• [Stated task]:
All material below is to be reproduced exactly.

• [Excerpt from a dataset]:

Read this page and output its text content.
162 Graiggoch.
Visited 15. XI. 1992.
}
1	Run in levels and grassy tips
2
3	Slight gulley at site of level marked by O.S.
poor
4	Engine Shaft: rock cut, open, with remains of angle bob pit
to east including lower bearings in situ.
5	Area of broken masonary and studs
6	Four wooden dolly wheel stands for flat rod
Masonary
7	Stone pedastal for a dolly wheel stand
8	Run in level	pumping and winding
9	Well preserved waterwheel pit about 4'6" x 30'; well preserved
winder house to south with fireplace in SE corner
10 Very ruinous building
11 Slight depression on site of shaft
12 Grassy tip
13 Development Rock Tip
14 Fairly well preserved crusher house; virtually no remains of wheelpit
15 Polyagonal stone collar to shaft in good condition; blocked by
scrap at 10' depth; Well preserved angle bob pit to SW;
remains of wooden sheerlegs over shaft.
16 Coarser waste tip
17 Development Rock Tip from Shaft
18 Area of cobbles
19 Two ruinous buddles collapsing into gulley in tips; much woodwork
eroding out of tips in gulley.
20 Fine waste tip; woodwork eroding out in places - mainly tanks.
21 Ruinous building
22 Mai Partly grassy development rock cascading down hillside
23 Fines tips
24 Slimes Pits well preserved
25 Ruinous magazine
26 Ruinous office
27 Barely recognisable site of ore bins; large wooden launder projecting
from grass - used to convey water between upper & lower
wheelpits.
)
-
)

• [Solution to this problem]:
Read this page and output its text content.
162 Graiggoch.
Visited 15. XI. 1992.
}
1	Run in levels and grassy tips
2
3	Slight gulley at site of level marked by O.S.
poor
4	Engine Shaft: rock cut, open, with remains of angle bob pit
to east including lower bearings in situ.
5	Area of broken masonary and studs
6	Four wooden dolly wheel stands for flat rod
Masonary
7	Stone pedastal for a dolly wheel stand
8	Run in level	pumping and winding
9	Well preserved waterwheel pit about 4'6" x 30'; well preserved
winder house to south with fireplace in SE corner
10 Very ruinous building
11 Slight depression on site of shaft
12 Grassy tip
13 Development Rock Tip
14 Fairly well preserved crusher house; virtually no remains of wheelpit
15 Polyagonal stone collar to shaft in good condition; blocked by
scrap at 10' depth; Well preserved angle bob pit to SW;
remains of wooden sheerlegs over shaft.
16 Coarser waste tip
17 Development Rock Tip from Shaft
18 Area of cobbles
19 Two ruinous buddles collapsing into gulley in tips; much woodwork
eroding out of tips in gulley.
20 Fine waste tip; woodwork eroding out in places - mainly tanks.
21 Ruinous building
22 Mai Partly grassy development rock cascading down hillside
23 Fines tips
24 Slimes Pits well preserved
25 Ruinous magazine
26 Ruinous office
27 Barely recognisable site of ore bins; large wooden launder projecting
from grass - used to convey water between upper & lower
wheelpits.
)
-
)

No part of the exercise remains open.